* Task instructions: Find the string "Rotation" in the listing and report every line that has it.

(Collected data entries)
Begin

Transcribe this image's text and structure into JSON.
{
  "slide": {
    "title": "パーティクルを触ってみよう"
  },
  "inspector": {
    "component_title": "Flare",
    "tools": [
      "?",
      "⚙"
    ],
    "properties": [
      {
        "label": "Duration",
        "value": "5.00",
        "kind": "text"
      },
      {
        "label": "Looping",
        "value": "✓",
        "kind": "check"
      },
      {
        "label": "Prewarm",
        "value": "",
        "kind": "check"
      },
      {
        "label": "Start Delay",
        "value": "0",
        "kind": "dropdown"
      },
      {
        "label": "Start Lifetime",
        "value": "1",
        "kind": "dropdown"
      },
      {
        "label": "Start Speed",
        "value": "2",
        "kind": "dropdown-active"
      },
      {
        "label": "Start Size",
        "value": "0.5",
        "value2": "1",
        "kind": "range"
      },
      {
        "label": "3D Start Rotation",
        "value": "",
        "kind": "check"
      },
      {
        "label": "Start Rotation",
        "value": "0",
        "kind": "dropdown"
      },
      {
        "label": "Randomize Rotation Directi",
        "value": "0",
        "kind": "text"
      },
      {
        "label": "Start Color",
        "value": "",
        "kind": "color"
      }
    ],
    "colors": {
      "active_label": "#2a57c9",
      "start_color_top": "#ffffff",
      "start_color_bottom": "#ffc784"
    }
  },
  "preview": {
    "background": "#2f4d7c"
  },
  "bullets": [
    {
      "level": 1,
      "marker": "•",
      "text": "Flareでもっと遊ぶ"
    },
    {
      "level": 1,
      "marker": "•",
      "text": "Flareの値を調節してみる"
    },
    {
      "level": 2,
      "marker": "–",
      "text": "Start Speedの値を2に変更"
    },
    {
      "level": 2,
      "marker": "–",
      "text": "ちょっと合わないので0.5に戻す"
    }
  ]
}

End
Begin

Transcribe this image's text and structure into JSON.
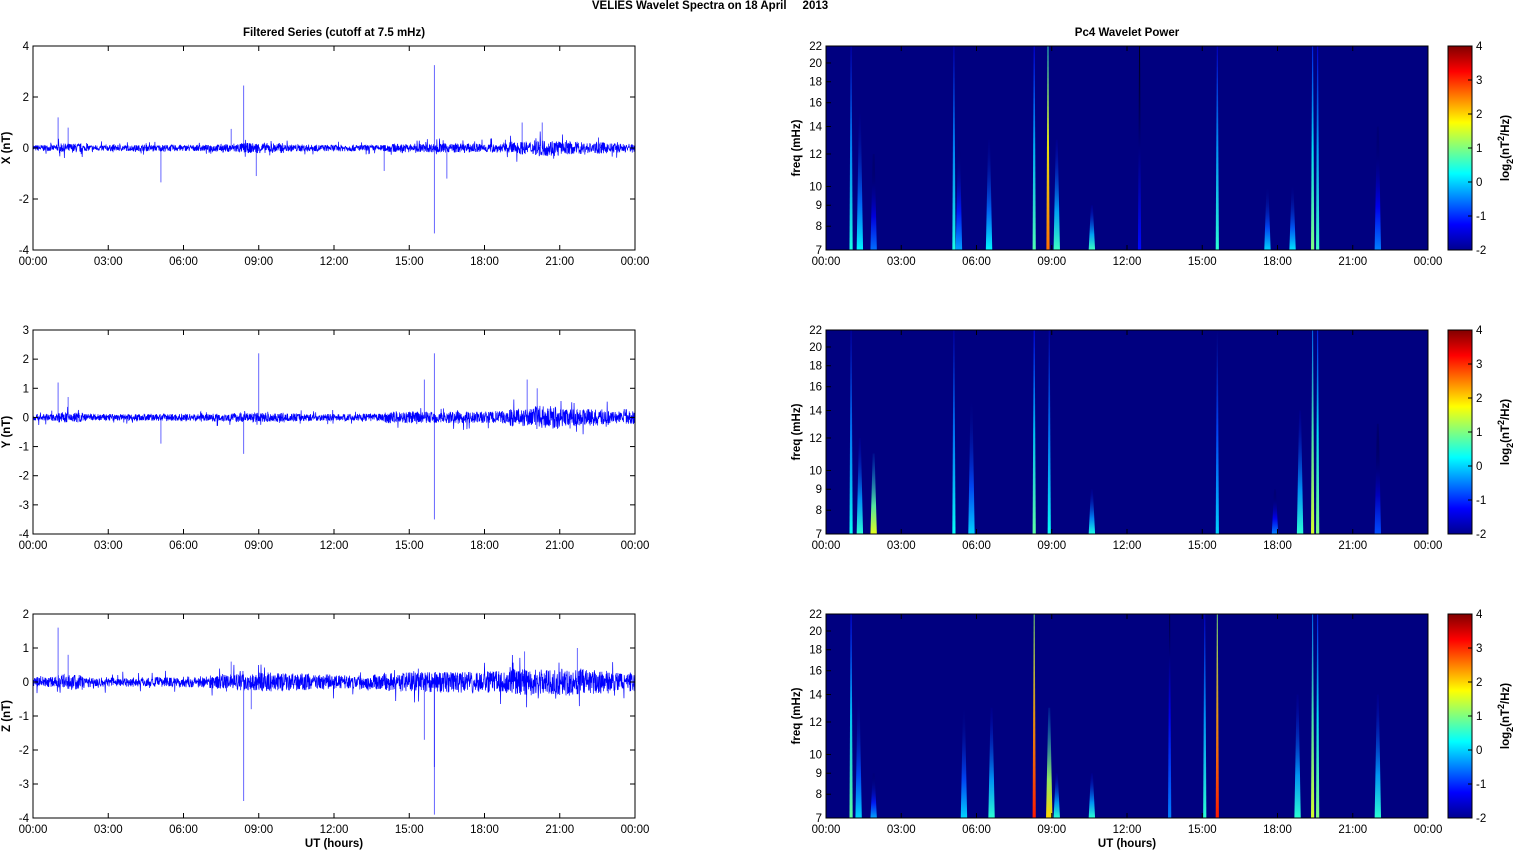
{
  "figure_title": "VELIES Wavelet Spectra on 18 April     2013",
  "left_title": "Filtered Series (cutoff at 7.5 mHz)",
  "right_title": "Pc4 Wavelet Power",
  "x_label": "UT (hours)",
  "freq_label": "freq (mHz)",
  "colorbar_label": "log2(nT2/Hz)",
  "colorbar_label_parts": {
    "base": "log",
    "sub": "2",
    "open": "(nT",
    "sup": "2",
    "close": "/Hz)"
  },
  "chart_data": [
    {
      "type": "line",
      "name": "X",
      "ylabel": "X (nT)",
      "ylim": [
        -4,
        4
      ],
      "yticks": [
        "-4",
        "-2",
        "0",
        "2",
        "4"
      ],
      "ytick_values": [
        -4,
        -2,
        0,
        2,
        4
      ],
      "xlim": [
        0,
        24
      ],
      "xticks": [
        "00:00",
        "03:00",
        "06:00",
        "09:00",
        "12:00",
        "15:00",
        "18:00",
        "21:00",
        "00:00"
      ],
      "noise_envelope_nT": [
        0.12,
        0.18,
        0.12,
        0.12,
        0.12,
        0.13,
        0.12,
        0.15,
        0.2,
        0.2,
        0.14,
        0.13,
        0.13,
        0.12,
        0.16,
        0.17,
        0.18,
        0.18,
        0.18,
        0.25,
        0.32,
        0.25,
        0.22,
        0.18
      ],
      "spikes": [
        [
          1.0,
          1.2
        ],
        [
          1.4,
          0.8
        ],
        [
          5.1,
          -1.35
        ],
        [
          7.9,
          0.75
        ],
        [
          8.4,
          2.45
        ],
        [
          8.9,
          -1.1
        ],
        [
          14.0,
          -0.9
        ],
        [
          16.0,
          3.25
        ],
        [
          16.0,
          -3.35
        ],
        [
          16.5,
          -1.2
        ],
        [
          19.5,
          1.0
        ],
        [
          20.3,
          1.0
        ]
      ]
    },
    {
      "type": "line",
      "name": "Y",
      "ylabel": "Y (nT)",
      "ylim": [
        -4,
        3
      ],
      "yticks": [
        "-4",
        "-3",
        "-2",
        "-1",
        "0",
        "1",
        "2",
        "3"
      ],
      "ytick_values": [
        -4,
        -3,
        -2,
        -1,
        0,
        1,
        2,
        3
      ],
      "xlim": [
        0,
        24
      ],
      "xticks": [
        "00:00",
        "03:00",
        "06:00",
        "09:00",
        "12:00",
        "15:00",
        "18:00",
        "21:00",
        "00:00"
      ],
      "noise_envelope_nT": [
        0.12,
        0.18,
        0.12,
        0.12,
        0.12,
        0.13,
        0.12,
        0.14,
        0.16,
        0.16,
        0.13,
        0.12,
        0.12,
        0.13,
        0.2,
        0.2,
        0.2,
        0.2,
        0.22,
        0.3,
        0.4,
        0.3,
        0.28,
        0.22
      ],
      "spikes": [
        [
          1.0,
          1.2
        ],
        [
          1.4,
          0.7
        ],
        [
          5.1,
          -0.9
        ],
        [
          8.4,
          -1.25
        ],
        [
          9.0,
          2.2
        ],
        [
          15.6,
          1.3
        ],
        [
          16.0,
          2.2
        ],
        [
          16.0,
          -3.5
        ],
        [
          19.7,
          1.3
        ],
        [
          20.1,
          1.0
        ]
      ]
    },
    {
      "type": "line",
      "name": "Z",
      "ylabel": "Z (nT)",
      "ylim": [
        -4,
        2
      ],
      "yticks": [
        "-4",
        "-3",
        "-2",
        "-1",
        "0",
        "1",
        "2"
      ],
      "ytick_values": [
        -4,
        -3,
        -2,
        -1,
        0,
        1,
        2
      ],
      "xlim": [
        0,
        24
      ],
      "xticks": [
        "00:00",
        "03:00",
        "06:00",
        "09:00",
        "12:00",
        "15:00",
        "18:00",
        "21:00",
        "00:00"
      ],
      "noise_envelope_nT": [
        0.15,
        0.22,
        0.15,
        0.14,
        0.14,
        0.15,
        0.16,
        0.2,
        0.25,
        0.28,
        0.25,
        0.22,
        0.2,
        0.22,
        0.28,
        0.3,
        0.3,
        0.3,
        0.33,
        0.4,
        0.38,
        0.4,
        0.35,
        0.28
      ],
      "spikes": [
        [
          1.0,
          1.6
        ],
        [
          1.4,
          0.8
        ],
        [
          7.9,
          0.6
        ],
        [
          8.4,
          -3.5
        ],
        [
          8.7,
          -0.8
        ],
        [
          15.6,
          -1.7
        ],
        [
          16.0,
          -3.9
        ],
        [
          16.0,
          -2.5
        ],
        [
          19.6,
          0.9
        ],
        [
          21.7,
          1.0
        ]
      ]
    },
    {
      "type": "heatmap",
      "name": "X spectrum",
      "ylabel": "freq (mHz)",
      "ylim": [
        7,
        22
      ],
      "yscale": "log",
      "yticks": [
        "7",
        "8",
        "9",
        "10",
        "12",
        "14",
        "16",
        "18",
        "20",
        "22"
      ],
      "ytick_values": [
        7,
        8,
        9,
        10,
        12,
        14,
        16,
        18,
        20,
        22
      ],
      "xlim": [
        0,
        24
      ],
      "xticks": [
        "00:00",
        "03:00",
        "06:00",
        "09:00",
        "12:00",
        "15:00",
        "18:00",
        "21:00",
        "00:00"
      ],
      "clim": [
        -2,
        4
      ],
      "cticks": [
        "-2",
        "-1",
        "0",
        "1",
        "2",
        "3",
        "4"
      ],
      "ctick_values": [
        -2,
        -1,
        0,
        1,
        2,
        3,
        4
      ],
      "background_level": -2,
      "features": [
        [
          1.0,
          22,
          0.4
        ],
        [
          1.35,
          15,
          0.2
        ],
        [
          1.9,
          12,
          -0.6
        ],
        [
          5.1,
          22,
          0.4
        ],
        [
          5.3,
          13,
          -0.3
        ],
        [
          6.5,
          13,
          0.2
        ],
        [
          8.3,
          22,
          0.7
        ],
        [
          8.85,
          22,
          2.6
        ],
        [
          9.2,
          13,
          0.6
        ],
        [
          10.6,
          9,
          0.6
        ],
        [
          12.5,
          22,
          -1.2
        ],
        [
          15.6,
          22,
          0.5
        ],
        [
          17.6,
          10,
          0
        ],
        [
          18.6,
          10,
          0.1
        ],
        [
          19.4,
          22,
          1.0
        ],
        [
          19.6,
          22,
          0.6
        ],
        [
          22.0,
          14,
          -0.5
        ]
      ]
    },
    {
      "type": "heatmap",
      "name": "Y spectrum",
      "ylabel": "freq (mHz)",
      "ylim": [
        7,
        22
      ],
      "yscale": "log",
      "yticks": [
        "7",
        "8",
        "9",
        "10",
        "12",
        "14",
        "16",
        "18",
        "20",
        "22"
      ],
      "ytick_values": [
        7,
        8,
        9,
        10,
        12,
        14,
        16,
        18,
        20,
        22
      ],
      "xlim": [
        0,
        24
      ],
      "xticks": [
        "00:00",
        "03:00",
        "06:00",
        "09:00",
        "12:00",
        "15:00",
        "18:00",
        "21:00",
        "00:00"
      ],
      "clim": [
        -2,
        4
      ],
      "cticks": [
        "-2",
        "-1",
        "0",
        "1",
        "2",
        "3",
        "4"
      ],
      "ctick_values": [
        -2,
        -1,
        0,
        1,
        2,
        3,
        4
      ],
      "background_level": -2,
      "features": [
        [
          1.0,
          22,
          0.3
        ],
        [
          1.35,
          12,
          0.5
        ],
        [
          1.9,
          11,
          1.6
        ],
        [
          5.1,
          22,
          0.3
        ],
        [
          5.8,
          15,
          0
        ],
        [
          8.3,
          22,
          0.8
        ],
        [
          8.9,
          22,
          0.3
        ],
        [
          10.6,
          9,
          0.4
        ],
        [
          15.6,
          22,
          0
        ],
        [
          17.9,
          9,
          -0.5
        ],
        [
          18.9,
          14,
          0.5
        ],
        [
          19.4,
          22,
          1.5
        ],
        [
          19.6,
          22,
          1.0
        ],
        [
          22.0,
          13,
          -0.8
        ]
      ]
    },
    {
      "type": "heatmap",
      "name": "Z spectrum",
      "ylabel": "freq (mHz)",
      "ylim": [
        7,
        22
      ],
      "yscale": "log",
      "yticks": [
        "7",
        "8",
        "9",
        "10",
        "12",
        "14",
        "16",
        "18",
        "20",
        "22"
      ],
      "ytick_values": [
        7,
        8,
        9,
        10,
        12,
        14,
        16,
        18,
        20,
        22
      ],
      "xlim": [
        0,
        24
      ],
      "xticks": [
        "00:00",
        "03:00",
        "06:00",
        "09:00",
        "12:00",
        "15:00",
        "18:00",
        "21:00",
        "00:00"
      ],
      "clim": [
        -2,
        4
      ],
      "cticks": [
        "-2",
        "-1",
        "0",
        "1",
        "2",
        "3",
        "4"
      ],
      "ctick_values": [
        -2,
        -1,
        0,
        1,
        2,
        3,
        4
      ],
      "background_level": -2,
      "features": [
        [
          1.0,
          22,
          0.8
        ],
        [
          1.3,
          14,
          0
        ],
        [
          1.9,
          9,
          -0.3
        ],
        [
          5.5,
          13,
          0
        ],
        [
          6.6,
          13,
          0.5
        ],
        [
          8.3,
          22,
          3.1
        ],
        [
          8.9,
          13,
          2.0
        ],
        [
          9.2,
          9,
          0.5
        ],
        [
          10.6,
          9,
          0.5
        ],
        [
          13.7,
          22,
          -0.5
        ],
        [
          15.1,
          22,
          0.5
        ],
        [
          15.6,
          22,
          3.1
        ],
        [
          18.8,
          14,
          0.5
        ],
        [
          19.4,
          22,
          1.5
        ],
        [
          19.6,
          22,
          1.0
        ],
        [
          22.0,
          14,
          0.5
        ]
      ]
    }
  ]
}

End

* Task answer:
        "label": "3D Start Rotation",
        "label": "Start Rotation",
        "label": "Randomize Rotation Directi",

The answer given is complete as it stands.